■ **Page**
▶
- Head coach: Zouheir "GetAmazed" Baba
- General manager: Kim "AVALLA" Kyoung-ey
- Owner: Drew McCourt
- Region: West

Results
- Record: 8–8 (.500)
- Place: West: 8th; League: 12th;
- May Melee: Did not qualify
- June Joust: Did not qualify
- Summer Showdown: Regional semifinals
- Countdown Cup: Regional semifinals
- Season Playoffs: Did not qualify
- Total Earnings: $0

= 2021 Paris Eternal season =

The 2021 Paris Eternal season will be the third season of Paris Eternal's existence in the Overwatch League and their first under head coach Zouheir "GetAmazed" Baba.

== Preceding offseason ==
=== Roster changes ===
The Eternal entered free agency with six free agents, five of which became free agents due to the Eternal not exercising the option to retain the player for another year.

==== Acquisitions ====
The Eternal announced the signing of six players on 9 December 2020. Amongst the signings were damage players Nikolai "Naga" Dereli, a rookie coming from Overwatch Contenders team Obey Alliance, and Stefan "Onigod" Fiskerstrand, who spent four months with the Dallas Fuel in the previous season. The tank players signed were Daniel "Daan" Scheltema, a rookie main tank player with Overwatch Contenders team Revival, and Elliot "ELLIVOTE" Vaneryd, an off-tank player who had been in the league previously and most recently competed with Contenders team New Kings. The support players signed were Alberto "neptuNo" Gonzalez, a veteran player in the league coming from the Guangzhou Charge, and Emir "Kaan" Okumus, a rookie coming from Contenders team Obey Alliance. The team's only other acquisition of the offseason was Samir "Tsuna" Ikram, a damage player who had played for the Vancouver Titans for five months in the 2020 season, who was signed on 18 December.

==== Departures ====
None of the Eternal's six free agents returned, five of which signed with other teams, beginning with support player Kwon "Fielder" Jun signing with the Dallas Fuel on 27 October 2020. In December, two more players were signed to new teams: tank player Benjamin "Benbest" Dieulafait was signed to Overwatch Contenders team Young and Beautiful on 10 December, and damage player Terence "Soon" Tarlier was signed to the Boston Uprising on 16 December. Two more players signed to new teams on 10 March: damage player Nicolas "NicoGDH" Moret signed with Overwatch Contenders team Young and Beautiful, and Eoghan "Smex" O'Neill signed with Contenders team Ex Oblivione. The Eternal's final free agent, tank player Jeong "Nosmite" Da-un did not sign with a team in the offseason.
◀
■ **Short problem 1**
According to the 2021 Paris Eternal season page, on what date did the team announce the signing of six players?

■ **Visual layout entries**
▶
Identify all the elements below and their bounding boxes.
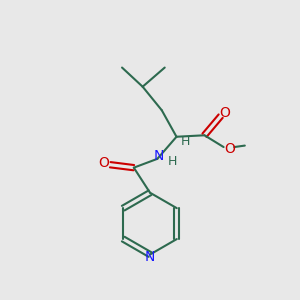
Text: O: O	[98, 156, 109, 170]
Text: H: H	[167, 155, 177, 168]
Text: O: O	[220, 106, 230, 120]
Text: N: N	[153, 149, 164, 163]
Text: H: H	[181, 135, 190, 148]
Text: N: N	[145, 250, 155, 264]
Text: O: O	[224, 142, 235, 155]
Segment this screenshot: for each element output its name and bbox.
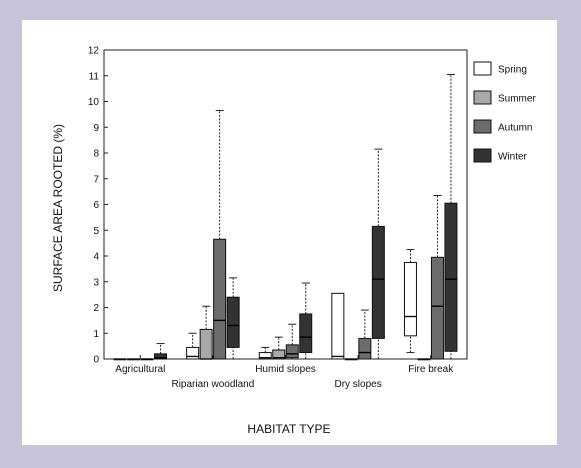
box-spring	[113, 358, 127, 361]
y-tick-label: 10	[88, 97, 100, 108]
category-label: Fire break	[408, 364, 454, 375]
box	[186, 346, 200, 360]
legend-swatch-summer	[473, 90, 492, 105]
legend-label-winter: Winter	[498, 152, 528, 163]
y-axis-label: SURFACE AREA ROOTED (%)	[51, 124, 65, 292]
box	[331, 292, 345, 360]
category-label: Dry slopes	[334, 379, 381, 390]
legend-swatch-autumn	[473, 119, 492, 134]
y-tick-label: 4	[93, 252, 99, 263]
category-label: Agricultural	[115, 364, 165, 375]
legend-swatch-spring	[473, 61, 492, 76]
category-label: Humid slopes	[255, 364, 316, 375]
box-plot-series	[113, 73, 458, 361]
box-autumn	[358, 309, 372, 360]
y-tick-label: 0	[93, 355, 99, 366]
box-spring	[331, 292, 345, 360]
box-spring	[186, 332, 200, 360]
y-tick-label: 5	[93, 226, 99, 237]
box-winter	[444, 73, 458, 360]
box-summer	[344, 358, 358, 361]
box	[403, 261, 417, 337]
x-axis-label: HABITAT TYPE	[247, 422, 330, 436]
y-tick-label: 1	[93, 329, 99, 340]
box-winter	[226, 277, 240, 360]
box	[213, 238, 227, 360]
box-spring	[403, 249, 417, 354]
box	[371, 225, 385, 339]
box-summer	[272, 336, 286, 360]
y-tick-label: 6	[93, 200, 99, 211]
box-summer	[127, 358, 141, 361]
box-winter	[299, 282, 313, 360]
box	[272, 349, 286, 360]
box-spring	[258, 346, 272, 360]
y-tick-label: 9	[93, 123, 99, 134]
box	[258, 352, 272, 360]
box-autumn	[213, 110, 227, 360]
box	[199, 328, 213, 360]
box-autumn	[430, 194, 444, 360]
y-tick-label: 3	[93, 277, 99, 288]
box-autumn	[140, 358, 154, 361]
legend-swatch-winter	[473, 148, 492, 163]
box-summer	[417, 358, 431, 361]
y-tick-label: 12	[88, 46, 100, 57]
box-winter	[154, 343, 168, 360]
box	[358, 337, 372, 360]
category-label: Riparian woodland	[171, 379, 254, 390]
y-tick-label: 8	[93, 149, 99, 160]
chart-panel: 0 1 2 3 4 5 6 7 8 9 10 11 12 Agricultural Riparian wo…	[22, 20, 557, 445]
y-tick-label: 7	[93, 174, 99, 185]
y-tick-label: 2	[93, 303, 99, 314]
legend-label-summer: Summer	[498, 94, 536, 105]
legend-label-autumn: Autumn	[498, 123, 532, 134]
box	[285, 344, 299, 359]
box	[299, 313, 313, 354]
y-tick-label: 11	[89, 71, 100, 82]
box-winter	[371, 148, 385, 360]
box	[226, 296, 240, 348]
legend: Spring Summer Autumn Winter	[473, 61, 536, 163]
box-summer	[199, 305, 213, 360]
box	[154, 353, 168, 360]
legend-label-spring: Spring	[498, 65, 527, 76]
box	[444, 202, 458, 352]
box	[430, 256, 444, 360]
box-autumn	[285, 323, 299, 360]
◀
■ **Short problem 2**
Rename "Text" to "Label" in the visual layout entries, from the first line through the line containing "Segment this screenshot: for", and give those lines back with nothing else changed. Leave the pictures out.

■ **Correct result 1**
9 December 2020

■ **Correct result 2**
Identify all the elements below and their bounding boxes.
Label: O: O	[98, 156, 109, 170]
Label: H: H	[167, 155, 177, 168]
Label: O: O	[220, 106, 230, 120]
Label: N: N	[153, 149, 164, 163]
Label: H: H	[181, 135, 190, 148]
Label: N: N	[145, 250, 155, 264]
Label: O: O	[224, 142, 235, 155]
Segment this screenshot: for each element output its name and bbox.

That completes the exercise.